*** Records for processing ***

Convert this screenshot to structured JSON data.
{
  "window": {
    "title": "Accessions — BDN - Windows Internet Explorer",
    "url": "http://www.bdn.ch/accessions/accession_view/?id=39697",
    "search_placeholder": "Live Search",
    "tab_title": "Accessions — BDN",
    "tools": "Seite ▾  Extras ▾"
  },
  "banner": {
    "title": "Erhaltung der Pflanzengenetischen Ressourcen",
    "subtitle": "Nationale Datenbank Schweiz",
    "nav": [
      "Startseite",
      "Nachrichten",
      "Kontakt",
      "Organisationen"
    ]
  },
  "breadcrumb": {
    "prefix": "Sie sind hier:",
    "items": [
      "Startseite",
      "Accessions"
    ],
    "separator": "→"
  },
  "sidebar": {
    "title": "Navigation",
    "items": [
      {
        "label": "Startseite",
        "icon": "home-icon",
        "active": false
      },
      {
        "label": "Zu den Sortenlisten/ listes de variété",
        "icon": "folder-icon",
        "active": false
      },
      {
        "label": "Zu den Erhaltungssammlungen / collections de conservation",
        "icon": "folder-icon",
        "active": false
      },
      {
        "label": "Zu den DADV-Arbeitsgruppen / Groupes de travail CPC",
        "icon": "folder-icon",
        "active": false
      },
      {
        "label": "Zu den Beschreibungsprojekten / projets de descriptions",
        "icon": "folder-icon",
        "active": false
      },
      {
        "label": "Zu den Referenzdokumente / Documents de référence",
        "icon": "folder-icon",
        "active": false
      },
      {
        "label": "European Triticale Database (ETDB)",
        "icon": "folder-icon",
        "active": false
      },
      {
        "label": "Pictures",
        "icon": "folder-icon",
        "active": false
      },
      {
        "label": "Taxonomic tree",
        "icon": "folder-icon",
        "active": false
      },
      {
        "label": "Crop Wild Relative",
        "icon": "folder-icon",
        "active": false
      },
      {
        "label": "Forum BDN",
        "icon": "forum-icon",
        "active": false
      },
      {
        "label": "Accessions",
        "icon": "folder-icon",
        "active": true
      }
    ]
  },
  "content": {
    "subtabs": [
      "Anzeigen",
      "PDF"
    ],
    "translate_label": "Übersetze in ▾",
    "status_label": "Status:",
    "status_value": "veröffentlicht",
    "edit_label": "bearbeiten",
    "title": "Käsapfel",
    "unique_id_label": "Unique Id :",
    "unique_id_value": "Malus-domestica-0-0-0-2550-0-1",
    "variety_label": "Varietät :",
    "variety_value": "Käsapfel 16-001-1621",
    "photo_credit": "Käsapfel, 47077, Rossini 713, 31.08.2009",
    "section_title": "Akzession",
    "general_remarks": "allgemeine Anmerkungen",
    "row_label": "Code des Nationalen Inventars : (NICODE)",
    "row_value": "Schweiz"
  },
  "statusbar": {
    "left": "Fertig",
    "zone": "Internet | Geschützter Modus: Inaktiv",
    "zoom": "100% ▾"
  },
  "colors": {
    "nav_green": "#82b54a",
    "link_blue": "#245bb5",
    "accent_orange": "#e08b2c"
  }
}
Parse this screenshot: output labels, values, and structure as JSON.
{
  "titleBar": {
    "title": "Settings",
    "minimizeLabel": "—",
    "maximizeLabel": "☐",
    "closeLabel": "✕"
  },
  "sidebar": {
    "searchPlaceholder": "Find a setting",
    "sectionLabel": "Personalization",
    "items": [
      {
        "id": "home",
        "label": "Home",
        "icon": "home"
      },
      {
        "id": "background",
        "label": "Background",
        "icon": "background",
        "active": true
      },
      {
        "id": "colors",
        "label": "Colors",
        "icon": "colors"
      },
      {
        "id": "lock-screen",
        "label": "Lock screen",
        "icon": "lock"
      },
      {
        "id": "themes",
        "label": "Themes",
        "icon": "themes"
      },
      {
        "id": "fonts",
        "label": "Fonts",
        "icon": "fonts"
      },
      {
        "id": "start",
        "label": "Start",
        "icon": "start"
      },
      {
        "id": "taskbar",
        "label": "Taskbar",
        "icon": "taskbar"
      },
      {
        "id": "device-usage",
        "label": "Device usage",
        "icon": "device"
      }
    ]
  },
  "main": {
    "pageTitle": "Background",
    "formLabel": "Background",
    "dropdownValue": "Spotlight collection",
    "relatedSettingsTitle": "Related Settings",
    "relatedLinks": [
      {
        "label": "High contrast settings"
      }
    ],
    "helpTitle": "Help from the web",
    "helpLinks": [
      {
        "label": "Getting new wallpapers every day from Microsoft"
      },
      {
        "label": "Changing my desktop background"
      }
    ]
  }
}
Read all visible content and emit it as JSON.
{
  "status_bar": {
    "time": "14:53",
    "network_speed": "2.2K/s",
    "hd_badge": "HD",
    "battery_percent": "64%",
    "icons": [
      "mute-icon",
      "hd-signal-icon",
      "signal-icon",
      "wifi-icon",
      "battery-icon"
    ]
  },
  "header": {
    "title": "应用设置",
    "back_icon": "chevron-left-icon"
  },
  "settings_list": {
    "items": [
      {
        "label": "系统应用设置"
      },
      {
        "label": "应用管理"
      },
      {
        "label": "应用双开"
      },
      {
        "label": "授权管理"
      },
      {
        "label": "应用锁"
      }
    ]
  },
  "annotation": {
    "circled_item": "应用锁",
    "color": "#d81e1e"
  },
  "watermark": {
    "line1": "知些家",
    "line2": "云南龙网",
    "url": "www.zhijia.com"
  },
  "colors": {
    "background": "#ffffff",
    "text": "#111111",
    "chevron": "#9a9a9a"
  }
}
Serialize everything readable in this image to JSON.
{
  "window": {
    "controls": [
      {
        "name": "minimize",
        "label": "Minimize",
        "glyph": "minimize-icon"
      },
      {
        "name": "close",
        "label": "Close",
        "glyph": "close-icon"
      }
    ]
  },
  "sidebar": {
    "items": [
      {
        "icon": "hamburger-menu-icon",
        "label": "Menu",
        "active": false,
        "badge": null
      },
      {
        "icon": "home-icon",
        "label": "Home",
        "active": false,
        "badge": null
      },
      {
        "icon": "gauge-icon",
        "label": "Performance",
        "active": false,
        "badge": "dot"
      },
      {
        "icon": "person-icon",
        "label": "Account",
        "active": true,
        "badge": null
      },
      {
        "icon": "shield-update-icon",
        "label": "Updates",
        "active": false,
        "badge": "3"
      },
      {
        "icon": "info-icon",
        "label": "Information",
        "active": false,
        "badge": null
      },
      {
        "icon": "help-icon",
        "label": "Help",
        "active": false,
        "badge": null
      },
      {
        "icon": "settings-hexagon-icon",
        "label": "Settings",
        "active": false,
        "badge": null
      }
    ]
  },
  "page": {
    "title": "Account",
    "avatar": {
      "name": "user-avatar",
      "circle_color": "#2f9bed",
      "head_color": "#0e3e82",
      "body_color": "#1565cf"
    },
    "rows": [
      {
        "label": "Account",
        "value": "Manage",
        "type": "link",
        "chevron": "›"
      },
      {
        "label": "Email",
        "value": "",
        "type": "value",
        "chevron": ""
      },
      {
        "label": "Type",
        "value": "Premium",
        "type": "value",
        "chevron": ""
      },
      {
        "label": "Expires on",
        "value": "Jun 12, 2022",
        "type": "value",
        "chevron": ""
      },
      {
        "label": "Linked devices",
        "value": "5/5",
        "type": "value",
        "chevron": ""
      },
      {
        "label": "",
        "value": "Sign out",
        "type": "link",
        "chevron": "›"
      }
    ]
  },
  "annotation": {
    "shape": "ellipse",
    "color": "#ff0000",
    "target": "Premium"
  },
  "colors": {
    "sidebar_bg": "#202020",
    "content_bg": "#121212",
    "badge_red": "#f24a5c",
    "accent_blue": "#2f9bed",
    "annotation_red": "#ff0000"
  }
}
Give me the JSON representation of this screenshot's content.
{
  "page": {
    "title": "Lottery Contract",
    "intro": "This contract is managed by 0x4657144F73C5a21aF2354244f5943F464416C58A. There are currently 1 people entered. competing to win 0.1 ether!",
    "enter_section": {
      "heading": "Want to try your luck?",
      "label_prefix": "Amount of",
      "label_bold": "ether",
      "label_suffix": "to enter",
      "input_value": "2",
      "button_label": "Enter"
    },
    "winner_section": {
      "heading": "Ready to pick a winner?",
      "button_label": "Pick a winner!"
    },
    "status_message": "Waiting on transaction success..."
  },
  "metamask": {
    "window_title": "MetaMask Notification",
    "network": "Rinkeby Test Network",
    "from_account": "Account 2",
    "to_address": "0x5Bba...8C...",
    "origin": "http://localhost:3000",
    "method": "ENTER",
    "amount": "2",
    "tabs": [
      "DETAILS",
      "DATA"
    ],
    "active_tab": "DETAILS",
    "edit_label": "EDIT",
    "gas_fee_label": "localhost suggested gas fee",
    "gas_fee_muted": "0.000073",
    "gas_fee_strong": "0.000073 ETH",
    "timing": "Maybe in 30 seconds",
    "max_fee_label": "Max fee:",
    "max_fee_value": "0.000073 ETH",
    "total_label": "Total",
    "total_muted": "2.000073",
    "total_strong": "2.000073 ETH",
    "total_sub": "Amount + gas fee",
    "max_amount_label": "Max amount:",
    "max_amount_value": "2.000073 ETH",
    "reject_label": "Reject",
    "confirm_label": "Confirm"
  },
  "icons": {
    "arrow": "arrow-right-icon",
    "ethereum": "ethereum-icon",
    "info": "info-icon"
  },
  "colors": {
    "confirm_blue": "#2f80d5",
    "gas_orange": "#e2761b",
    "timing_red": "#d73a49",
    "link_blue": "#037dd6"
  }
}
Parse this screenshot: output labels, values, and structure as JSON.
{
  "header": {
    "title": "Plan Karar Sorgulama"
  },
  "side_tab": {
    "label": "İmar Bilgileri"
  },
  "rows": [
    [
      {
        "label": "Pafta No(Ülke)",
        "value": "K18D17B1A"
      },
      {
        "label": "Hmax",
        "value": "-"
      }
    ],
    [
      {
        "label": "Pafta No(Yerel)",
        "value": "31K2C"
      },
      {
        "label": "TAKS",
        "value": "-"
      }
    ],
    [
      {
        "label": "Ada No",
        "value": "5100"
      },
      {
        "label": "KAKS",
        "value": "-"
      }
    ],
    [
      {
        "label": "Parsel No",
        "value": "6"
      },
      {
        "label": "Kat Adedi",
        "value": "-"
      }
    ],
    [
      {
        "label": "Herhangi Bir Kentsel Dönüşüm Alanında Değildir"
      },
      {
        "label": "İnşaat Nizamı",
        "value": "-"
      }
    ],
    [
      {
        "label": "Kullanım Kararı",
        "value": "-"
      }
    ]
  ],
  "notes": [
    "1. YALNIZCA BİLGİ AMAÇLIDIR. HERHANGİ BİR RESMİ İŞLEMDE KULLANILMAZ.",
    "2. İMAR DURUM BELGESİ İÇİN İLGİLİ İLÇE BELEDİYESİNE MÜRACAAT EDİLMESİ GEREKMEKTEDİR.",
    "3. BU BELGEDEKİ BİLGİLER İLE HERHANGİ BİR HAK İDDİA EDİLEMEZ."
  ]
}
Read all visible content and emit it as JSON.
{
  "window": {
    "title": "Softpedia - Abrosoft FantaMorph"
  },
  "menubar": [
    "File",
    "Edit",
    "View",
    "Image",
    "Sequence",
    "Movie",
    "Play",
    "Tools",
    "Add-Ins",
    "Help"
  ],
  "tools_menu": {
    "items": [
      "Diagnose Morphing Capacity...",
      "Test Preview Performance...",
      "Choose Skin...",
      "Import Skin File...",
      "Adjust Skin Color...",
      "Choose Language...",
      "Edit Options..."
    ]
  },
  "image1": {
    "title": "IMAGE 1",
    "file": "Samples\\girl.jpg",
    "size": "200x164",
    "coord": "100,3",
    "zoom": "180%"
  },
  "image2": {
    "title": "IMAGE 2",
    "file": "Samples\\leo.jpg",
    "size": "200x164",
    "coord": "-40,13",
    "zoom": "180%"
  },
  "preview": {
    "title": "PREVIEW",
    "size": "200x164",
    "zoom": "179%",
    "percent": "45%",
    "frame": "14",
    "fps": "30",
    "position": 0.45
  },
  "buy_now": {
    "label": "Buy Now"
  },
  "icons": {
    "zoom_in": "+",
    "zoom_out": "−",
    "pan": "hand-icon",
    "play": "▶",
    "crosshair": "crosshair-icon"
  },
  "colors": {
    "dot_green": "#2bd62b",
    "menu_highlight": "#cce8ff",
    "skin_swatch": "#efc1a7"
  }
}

***

**Objective**
Which lines include "Test"? Copy each of them out.

**Answer to this problem**
    "network": "Rinkeby Test Network",
      "Test Preview Performance...",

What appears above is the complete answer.